Stored items from a collection:
▬▬▬▬▬▬

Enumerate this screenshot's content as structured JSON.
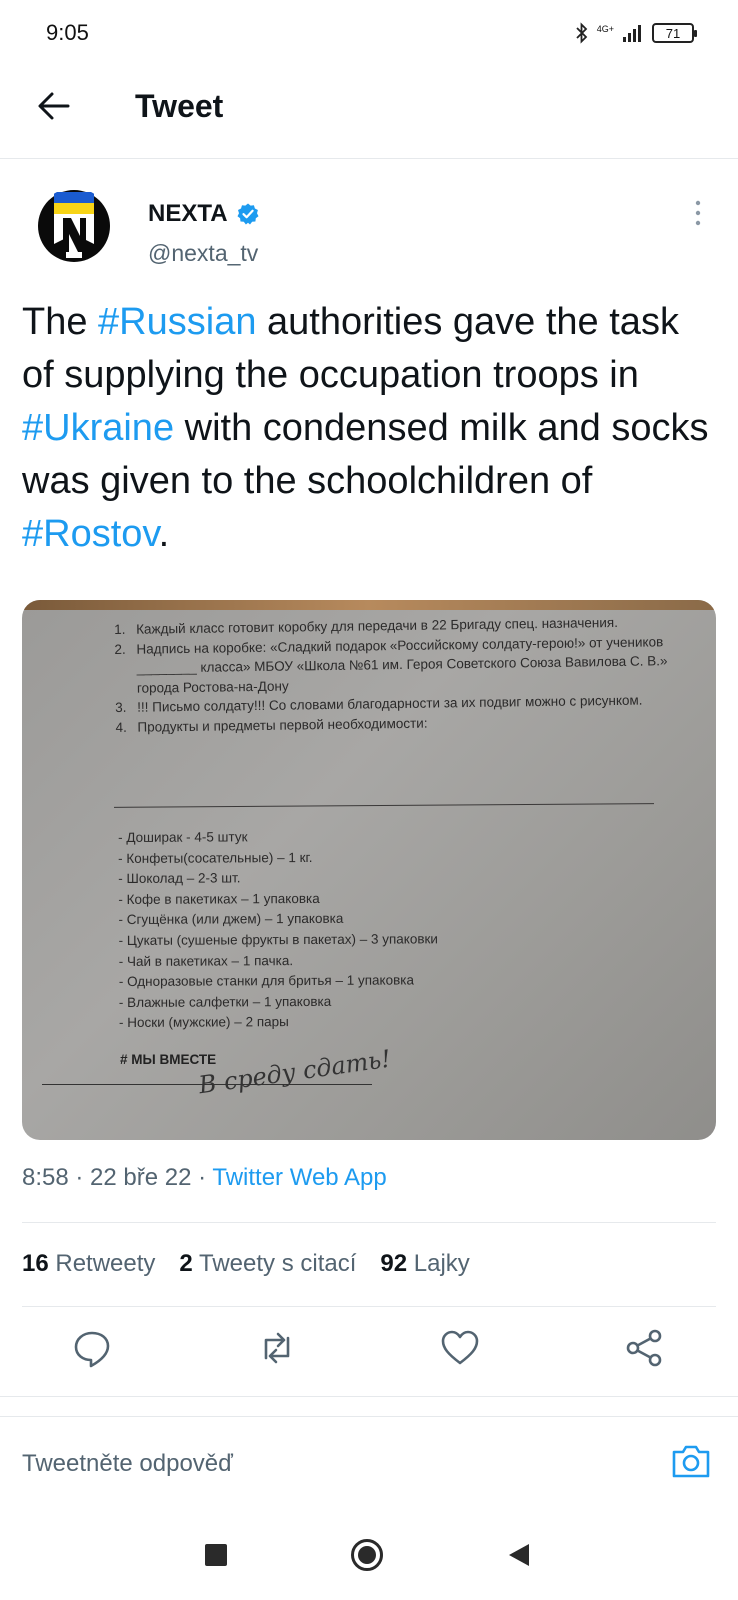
{
  "status_bar": {
    "time": "9:05",
    "network": "4G+",
    "battery": "71",
    "icons": [
      "bluetooth-icon",
      "signal-icon",
      "battery-icon"
    ]
  },
  "header": {
    "title": "Tweet",
    "back_icon": "arrow-left-icon"
  },
  "author": {
    "name": "NEXTA",
    "handle": "@nexta_tv",
    "verified": true,
    "avatar_letter": "N"
  },
  "tweet": {
    "parts": [
      {
        "text": "The ",
        "type": "text"
      },
      {
        "text": "#Russian",
        "type": "hashtag"
      },
      {
        "text": " authorities gave the task of supplying the occupation troops in ",
        "type": "text"
      },
      {
        "text": "#Ukraine",
        "type": "hashtag"
      },
      {
        "text": " with condensed milk and socks was given to the schoolchildren of ",
        "type": "text"
      },
      {
        "text": "#Rostov",
        "type": "hashtag"
      },
      {
        "text": ".",
        "type": "text"
      }
    ]
  },
  "photo": {
    "numbered": [
      {
        "n": "1.",
        "text": "Каждый класс готовит коробку для передачи в 22 Бригаду спец. назначения."
      },
      {
        "n": "2.",
        "text": "Надпись на коробке: «Сладкий подарок «Российскому солдату-герою!» от учеников ________ класса» МБОУ «Школа №61 им. Героя Советского Союза Вавилова С. В.» города Ростова-на-Дону"
      },
      {
        "n": "3.",
        "text": "!!! Письмо солдату!!! Со словами благодарности за их подвиг можно с рисунком."
      },
      {
        "n": "4.",
        "text": "Продукты и предметы первой необходимости:"
      }
    ],
    "items": [
      "- Доширак - 4-5 штук",
      "- Конфеты(сосательные) – 1 кг.",
      "- Шоколад – 2-3 шт.",
      "- Кофе в пакетиках – 1 упаковка",
      "- Сгущёнка (или джем) – 1 упаковка",
      "- Цукаты (сушеные фрукты в пакетах) – 3 упаковки",
      "- Чай в пакетиках – 1 пачка.",
      "- Одноразовые станки для бритья – 1 упаковка",
      "- Влажные салфетки – 1 упаковка",
      "- Носки (мужские) – 2 пары"
    ],
    "tag": "# МЫ ВМЕСТЕ",
    "handwriting": "В среду сдать!"
  },
  "meta": {
    "time": "8:58",
    "sep": " · ",
    "date": "22 bře 22",
    "source": "Twitter Web App"
  },
  "stats": {
    "retweets_count": "16",
    "retweets_label": "Retweety",
    "quotes_count": "2",
    "quotes_label": "Tweety s citací",
    "likes_count": "92",
    "likes_label": "Lajky"
  },
  "actions": [
    "reply-icon",
    "retweet-icon",
    "like-icon",
    "share-icon"
  ],
  "reply_bar": {
    "placeholder": "Tweetněte odpověď",
    "icon": "camera-icon"
  },
  "nav": [
    "recent-apps-icon",
    "home-icon",
    "back-triangle-icon"
  ],
  "colors": {
    "accent": "#1d9bf0",
    "text": "#0f1419",
    "secondary": "#536471",
    "divider": "#e6e9ec"
  }
}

▬▬▬▬▬▬

> PROBLEM TO WORK ON
Check the data for the word "пакетиках" and pull out the lines that have it.

> SOLUTION
      "- Кофе в пакетиках – 1 упаковка",
      "- Чай в пакетиках – 1 пачка.",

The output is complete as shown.